= Provided data =

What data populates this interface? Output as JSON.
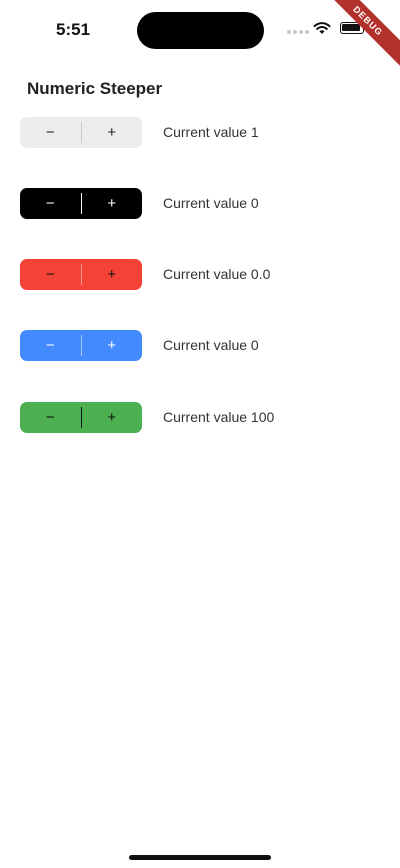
{
  "status_bar": {
    "time": "5:51"
  },
  "debug_banner": "DEBUG",
  "page_title": "Numeric Steeper",
  "steppers": [
    {
      "minus": "−",
      "plus": "+",
      "value_text": "Current value 1",
      "bg": "#ececec",
      "fg": "#222222",
      "divider": "#c9c9c9"
    },
    {
      "minus": "−",
      "plus": "+",
      "value_text": "Current value 0",
      "bg": "#000000",
      "fg": "#ffffff",
      "divider": "#ffffff"
    },
    {
      "minus": "−",
      "plus": "+",
      "value_text": "Current value 0.0",
      "bg": "#f44336",
      "fg": "#111111",
      "divider": "#ff9a93"
    },
    {
      "minus": "−",
      "plus": "+",
      "value_text": "Current value 0",
      "bg": "#448aff",
      "fg": "#ffffff",
      "divider": "#a6c8ff"
    },
    {
      "minus": "−",
      "plus": "+",
      "value_text": "Current value 100",
      "bg": "#4caf50",
      "fg": "#111111",
      "divider": "#111111"
    }
  ]
}
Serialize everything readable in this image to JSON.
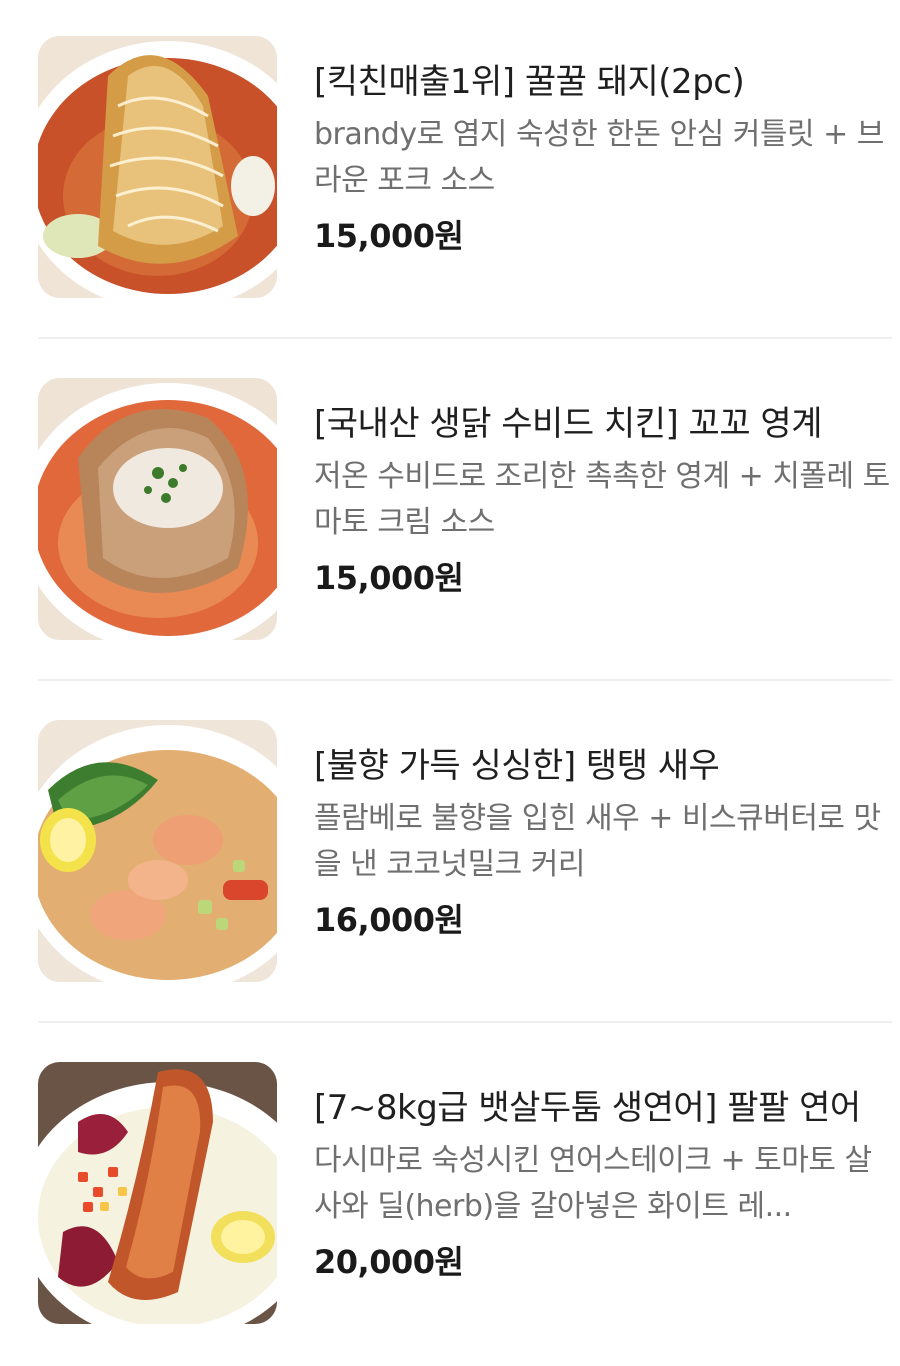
{
  "menu": {
    "items": [
      {
        "title": "[킥친매출1위] 꿀꿀 돼지(2pc)",
        "description": "brandy로 염지 숙성한 한돈 안심 커틀릿 + 브라운 포크 소스",
        "price": "15,000원",
        "image": "pork-cutlet-curry-photo"
      },
      {
        "title": "[국내산 생닭 수비드 치킨] 꼬꼬 영계",
        "description": "저온 수비드로 조리한 촉촉한 영계 + 치폴레 토마토 크림 소스",
        "price": "15,000원",
        "image": "sous-vide-chicken-curry-photo"
      },
      {
        "title": "[불향 가득 싱싱한] 탱탱 새우",
        "description": "플람베로 불향을 입힌 새우 + 비스큐버터로 맛을 낸 코코넛밀크 커리",
        "price": "16,000원",
        "image": "shrimp-coconut-curry-photo"
      },
      {
        "title": "[7~8kg급 뱃살두툼 생연어] 팔팔 연어",
        "description": "다시마로 숙성시킨 연어스테이크 + 토마토 살사와 딜(herb)을 갈아넣은 화이트 레...",
        "price": "20,000원",
        "image": "salmon-steak-white-curry-photo"
      }
    ]
  },
  "colors": {
    "title": "#1f1f1f",
    "description": "#6f6f6f",
    "price": "#1a1a1a",
    "divider": "#f0f0f0"
  }
}
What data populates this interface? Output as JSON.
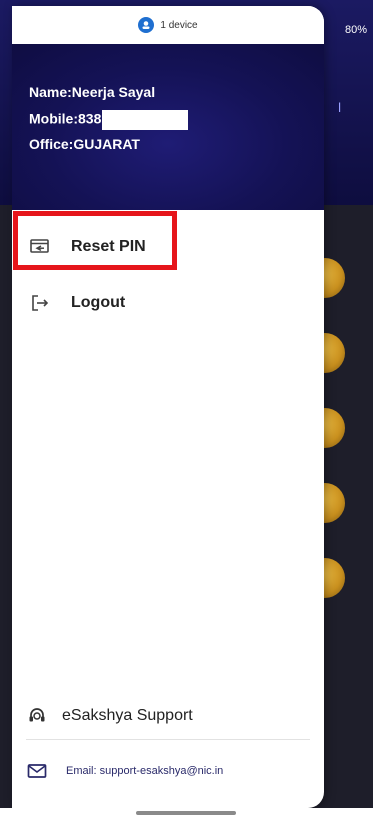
{
  "status": {
    "device_count": "1 device",
    "battery": "80%"
  },
  "background": {
    "partial_letter": "l"
  },
  "user": {
    "name_label": "Name:",
    "name_value": "Neerja Sayal",
    "mobile_label": "Mobile:",
    "mobile_value": "838",
    "office_label": "Office:",
    "office_value": "GUJARAT"
  },
  "menu": {
    "items": [
      {
        "label": "Reset PIN",
        "icon": "reset-pin-icon"
      },
      {
        "label": "Logout",
        "icon": "logout-icon"
      }
    ]
  },
  "footer": {
    "support_label": "eSakshya Support",
    "email_text": "Email: support-esakshya@nic.in"
  },
  "colors": {
    "header_bg": "#141255",
    "highlight": "#e6151b",
    "accent_blue": "#1f6fd0"
  }
}
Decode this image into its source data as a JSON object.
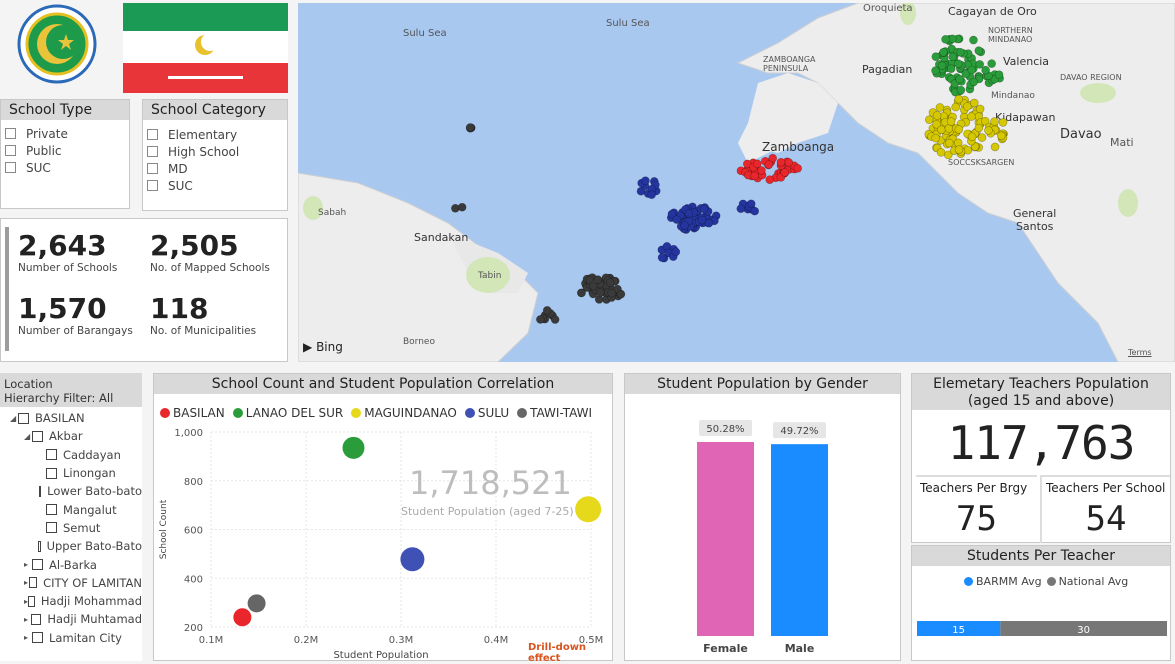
{
  "map": {
    "labels": {
      "sulu_sea_1": "Sulu Sea",
      "sulu_sea_2": "Sulu Sea",
      "oroquieta": "Oroquieta",
      "cagayan": "Cagayan de Oro",
      "northern_mindanao": "NORTHERN\nMINDANAO",
      "zamboanga_pen": "ZAMBOANGA\nPENINSULA",
      "pagadian": "Pagadian",
      "valencia": "Valencia",
      "davao_region": "DAVAO REGION",
      "mindanao": "Mindanao",
      "idapawan": "Kidapawan",
      "davao": "Davao",
      "mati": "Mati",
      "soccsksargen": "SOCCSKSARGEN",
      "zamboanga": "Zamboanga",
      "sabah": "Sabah",
      "sandakan": "Sandakan",
      "tabin": "Tabin",
      "borneo": "Borneo",
      "general_santos": "General\nSantos",
      "bing": "Bing",
      "terms": "Terms"
    }
  },
  "slicers": {
    "school_type": {
      "title": "School Type",
      "items": [
        "Private",
        "Public",
        "SUC"
      ]
    },
    "school_category": {
      "title": "School Category",
      "items": [
        "Elementary",
        "High School",
        "MD",
        "SUC"
      ]
    }
  },
  "kpis": [
    {
      "value": "2,643",
      "label": "Number of Schools"
    },
    {
      "value": "2,505",
      "label": "No. of Mapped Schools"
    },
    {
      "value": "1,570",
      "label": "Number of Barangays"
    },
    {
      "value": "118",
      "label": "No. of Municipalities"
    }
  ],
  "hierarchy": {
    "header1": "Location",
    "header2": "Hierarchy Filter: All",
    "rows": [
      {
        "label": "BASILAN",
        "level": 0,
        "tri": "◢"
      },
      {
        "label": "Akbar",
        "level": 1,
        "tri": "◢"
      },
      {
        "label": "Caddayan",
        "level": 2,
        "tri": ""
      },
      {
        "label": "Linongan",
        "level": 2,
        "tri": ""
      },
      {
        "label": "Lower Bato-bato",
        "level": 2,
        "tri": ""
      },
      {
        "label": "Mangalut",
        "level": 2,
        "tri": ""
      },
      {
        "label": "Semut",
        "level": 2,
        "tri": ""
      },
      {
        "label": "Upper Bato-Bato",
        "level": 2,
        "tri": ""
      },
      {
        "label": "Al-Barka",
        "level": 1,
        "tri": "▸"
      },
      {
        "label": "CITY OF LAMITAN",
        "level": 1,
        "tri": "▸"
      },
      {
        "label": "Hadji Mohammad",
        "level": 1,
        "tri": "▸"
      },
      {
        "label": "Hadji Muhtamad",
        "level": 1,
        "tri": "▸"
      },
      {
        "label": "Lamitan City",
        "level": 1,
        "tri": "▸"
      }
    ]
  },
  "scatter": {
    "title": "School Count and Student Population Correlation",
    "overlay_value": "1,718,521",
    "overlay_label": "Student Population (aged 7-25)",
    "drill_note": "Drill-down effect",
    "chart_data": {
      "type": "scatter",
      "xlabel": "Student Population",
      "ylabel": "School Count",
      "xlim": [
        100000,
        500000
      ],
      "ylim": [
        200,
        1000
      ],
      "x_ticks": [
        "0.1M",
        "0.2M",
        "0.3M",
        "0.4M",
        "0.5M"
      ],
      "y_ticks": [
        "200",
        "400",
        "600",
        "800",
        "1,000"
      ],
      "series": [
        {
          "name": "BASILAN",
          "color": "#e8262b",
          "x": 133000,
          "y": 240
        },
        {
          "name": "LANAO DEL SUR",
          "color": "#2a9d3a",
          "x": 250000,
          "y": 935
        },
        {
          "name": "MAGUINDANAO",
          "color": "#e6d81a",
          "x": 497000,
          "y": 683
        },
        {
          "name": "SULU",
          "color": "#3f51b5",
          "x": 312000,
          "y": 478
        },
        {
          "name": "TAWI-TAWI",
          "color": "#666666",
          "x": 148000,
          "y": 297
        }
      ]
    }
  },
  "gender": {
    "title": "Student Population by Gender",
    "chart_data": {
      "type": "bar",
      "categories": [
        "Female",
        "Male"
      ],
      "values": [
        50.28,
        49.72
      ],
      "data_labels": [
        "50.28%",
        "49.72%"
      ],
      "colors": [
        "#e066b5",
        "#1a8cff"
      ]
    }
  },
  "teachers": {
    "title": "Elemetary Teachers Population\n(aged 15 and above)",
    "total": "117,763",
    "per_brgy_label": "Teachers Per Brgy",
    "per_brgy": "75",
    "per_school_label": "Teachers Per School",
    "per_school": "54"
  },
  "spt": {
    "title": "Students Per Teacher",
    "legend_barmm": "BARMM Avg",
    "legend_national": "National Avg",
    "chart_data": {
      "type": "bar",
      "series": [
        {
          "name": "BARMM Avg",
          "value": 15,
          "color": "#1a8cff"
        },
        {
          "name": "National Avg",
          "value": 30,
          "color": "#777777"
        }
      ],
      "labels": [
        "15",
        "30"
      ]
    }
  }
}
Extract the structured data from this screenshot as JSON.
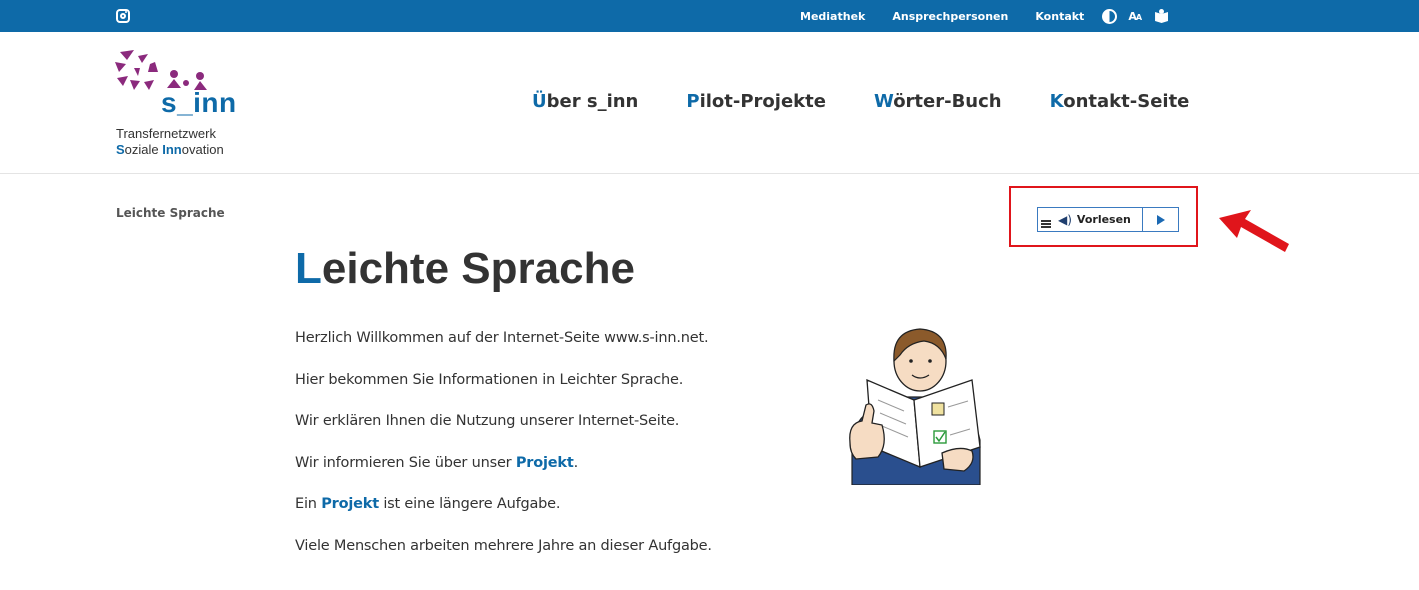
{
  "topbar": {
    "social_icon": "instagram-icon",
    "links": [
      "Mediathek",
      "Ansprechpersonen",
      "Kontakt"
    ],
    "icons": [
      "contrast-icon",
      "font-size-icon",
      "easy-read-icon"
    ],
    "fontsize_big": "A",
    "fontsize_small": "A",
    "bg_color": "#0e6aa8"
  },
  "logo": {
    "name": "s_inn",
    "line1": "Transfernetzwerk",
    "line2_parts": [
      "S",
      "oziale ",
      "Inn",
      "ovation"
    ],
    "colors": {
      "brand_blue": "#0e6aa8",
      "brand_purple": "#8b2a7d"
    }
  },
  "nav": {
    "items": [
      {
        "first": "Ü",
        "rest": "ber s_inn"
      },
      {
        "first": "P",
        "rest": "ilot-Projekte"
      },
      {
        "first": "W",
        "rest": "örter-Buch"
      },
      {
        "first": "K",
        "rest": "ontakt-Seite"
      }
    ]
  },
  "breadcrumb": "Leichte Sprache",
  "readspeaker": {
    "label": "Vorlesen",
    "icons": [
      "menu-icon",
      "speaker-icon",
      "play-icon"
    ]
  },
  "annotation": {
    "box_color": "#e0151b",
    "arrow_color": "#e0151b"
  },
  "title": {
    "first": "L",
    "rest": "eichte Sprache"
  },
  "paragraphs": {
    "p1": "Herzlich Willkommen auf der Internet-Seite www.s-inn.net.",
    "p2": "Hier bekommen Sie Informationen in Leichter Sprache.",
    "p3": "Wir erklären Ihnen die Nutzung unserer Internet-Seite.",
    "p4_before": "Wir informieren Sie über unser ",
    "p4_bold": "Projekt",
    "p4_after": ".",
    "p5_before": "Ein ",
    "p5_bold": "Projekt",
    "p5_after": " ist eine längere Aufgabe.",
    "p6": "Viele Menschen arbeiten mehrere Jahre an dieser Aufgabe."
  }
}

= Task to complete =
Determine how many lines of this listing contain "Bato", and give only the number.

= Full answer =
2